## WHAT THE EXERCISE ASKS
Check each line of the entries below for the string "color"; copy every line where it appears.
==*==
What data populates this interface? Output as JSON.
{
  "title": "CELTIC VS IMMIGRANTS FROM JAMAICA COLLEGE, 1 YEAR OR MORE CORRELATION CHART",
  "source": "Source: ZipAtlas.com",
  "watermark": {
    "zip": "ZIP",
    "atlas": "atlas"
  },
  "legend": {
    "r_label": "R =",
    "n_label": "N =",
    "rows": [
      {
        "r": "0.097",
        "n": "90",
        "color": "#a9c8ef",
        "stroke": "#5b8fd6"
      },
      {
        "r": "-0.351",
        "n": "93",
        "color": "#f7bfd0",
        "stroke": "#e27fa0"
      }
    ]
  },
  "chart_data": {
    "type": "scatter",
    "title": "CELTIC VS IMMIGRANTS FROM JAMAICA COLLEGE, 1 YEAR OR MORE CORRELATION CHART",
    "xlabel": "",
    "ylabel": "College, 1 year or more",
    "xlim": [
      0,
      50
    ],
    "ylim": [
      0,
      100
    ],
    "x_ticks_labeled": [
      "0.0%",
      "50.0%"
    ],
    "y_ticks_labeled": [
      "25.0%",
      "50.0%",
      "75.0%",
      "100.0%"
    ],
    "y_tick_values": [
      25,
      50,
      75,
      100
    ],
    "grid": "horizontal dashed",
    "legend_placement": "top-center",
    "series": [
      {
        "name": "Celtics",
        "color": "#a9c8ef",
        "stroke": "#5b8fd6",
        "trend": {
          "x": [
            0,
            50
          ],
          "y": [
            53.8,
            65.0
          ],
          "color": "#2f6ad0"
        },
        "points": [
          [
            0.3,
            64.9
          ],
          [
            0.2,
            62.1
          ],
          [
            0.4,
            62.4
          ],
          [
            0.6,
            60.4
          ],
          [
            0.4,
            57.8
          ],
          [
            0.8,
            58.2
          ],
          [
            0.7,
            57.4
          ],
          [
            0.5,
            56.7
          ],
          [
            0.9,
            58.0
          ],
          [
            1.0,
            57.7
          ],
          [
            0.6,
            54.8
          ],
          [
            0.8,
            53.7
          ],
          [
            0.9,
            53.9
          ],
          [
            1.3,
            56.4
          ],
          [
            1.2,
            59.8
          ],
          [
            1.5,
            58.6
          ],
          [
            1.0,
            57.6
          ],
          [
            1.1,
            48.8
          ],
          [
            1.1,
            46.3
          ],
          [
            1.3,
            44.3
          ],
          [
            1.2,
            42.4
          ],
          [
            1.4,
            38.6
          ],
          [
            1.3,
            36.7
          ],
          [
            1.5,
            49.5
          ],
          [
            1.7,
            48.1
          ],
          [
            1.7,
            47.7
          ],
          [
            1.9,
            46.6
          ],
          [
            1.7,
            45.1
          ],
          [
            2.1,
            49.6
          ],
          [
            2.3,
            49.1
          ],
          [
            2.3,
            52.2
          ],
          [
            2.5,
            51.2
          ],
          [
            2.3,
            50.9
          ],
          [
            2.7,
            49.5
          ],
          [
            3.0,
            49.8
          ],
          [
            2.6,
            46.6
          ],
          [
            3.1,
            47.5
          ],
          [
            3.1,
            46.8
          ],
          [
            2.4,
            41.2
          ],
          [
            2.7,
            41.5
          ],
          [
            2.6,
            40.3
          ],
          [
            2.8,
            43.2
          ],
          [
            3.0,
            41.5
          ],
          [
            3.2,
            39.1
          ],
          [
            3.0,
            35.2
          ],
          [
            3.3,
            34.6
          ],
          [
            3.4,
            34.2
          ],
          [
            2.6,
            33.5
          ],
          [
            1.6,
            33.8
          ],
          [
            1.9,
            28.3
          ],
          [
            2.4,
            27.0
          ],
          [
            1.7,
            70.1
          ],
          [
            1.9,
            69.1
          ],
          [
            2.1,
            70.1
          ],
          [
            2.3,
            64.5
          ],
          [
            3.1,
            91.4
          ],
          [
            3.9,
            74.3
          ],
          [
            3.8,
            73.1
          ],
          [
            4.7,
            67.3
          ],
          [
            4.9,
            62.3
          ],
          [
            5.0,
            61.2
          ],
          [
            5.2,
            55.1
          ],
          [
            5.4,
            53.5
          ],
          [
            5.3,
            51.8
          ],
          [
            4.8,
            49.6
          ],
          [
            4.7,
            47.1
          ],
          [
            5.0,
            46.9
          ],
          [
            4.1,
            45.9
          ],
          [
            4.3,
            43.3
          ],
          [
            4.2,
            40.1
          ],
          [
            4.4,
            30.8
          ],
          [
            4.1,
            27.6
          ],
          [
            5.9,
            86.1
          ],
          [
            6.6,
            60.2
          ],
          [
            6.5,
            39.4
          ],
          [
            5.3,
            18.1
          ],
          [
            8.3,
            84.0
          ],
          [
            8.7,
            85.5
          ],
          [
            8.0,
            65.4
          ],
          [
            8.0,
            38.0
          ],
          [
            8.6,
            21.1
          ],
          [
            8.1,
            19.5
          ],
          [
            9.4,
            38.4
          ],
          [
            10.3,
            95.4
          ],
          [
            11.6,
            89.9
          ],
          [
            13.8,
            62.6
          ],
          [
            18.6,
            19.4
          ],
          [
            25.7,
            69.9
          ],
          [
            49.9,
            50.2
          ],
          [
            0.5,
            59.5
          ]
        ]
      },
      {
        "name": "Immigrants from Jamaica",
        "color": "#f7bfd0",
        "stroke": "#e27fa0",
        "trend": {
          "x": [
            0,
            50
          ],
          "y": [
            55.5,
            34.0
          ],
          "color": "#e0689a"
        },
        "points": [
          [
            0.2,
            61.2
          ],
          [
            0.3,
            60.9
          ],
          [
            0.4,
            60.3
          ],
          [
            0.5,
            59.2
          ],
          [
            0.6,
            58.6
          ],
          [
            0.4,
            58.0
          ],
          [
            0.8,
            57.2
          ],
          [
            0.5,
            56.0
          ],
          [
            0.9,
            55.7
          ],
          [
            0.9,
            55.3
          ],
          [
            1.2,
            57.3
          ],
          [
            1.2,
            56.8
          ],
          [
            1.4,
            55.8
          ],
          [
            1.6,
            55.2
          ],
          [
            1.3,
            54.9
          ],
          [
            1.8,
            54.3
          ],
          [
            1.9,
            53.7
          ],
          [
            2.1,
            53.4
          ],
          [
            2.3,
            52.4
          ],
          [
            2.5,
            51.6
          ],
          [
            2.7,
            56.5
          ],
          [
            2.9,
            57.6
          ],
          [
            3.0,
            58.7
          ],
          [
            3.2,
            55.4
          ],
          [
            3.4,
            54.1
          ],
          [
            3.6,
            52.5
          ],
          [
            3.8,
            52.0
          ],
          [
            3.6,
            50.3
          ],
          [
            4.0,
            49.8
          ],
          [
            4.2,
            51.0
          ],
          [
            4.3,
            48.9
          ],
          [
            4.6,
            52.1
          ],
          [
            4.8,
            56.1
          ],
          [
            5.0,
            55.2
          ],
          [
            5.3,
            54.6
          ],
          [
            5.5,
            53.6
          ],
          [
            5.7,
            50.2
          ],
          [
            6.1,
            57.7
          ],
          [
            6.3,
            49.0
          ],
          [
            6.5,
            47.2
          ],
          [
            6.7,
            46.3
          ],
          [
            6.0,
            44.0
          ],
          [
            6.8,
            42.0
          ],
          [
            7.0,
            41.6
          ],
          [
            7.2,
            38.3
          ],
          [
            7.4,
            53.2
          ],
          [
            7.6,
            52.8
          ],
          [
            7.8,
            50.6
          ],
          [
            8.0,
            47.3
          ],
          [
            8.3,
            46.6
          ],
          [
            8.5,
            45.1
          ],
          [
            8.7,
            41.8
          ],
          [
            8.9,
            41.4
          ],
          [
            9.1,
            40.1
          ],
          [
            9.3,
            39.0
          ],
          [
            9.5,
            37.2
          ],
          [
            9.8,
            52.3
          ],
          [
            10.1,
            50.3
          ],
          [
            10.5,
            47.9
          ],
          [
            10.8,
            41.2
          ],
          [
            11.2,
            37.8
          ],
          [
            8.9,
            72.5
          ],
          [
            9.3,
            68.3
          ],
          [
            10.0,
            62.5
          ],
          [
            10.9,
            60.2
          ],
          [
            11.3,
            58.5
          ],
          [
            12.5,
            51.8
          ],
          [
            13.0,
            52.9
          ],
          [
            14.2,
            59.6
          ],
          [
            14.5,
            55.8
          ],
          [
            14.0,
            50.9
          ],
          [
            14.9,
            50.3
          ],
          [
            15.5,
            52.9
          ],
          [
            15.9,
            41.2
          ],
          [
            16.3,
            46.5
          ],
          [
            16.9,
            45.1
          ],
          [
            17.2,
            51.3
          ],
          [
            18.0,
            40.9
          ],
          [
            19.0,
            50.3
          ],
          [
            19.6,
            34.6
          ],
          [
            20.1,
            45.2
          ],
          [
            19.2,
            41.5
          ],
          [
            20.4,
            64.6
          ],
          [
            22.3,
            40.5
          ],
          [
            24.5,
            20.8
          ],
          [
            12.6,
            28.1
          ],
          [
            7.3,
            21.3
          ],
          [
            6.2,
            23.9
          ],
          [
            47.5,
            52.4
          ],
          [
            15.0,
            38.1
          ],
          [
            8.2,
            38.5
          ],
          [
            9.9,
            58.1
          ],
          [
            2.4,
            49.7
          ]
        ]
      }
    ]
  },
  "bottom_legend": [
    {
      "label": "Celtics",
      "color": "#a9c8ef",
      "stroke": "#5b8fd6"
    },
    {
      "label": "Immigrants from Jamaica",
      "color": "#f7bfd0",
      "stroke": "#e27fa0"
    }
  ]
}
==*==
## RESULT FOR THIS EXERCISE
        "color": "#a9c8ef",
        "color": "#f7bfd0",
        "color": "#a9c8ef",
          "color": "#2f6ad0"
        "color": "#f7bfd0",
          "color": "#e0689a"
      "color": "#a9c8ef",
      "color": "#f7bfd0",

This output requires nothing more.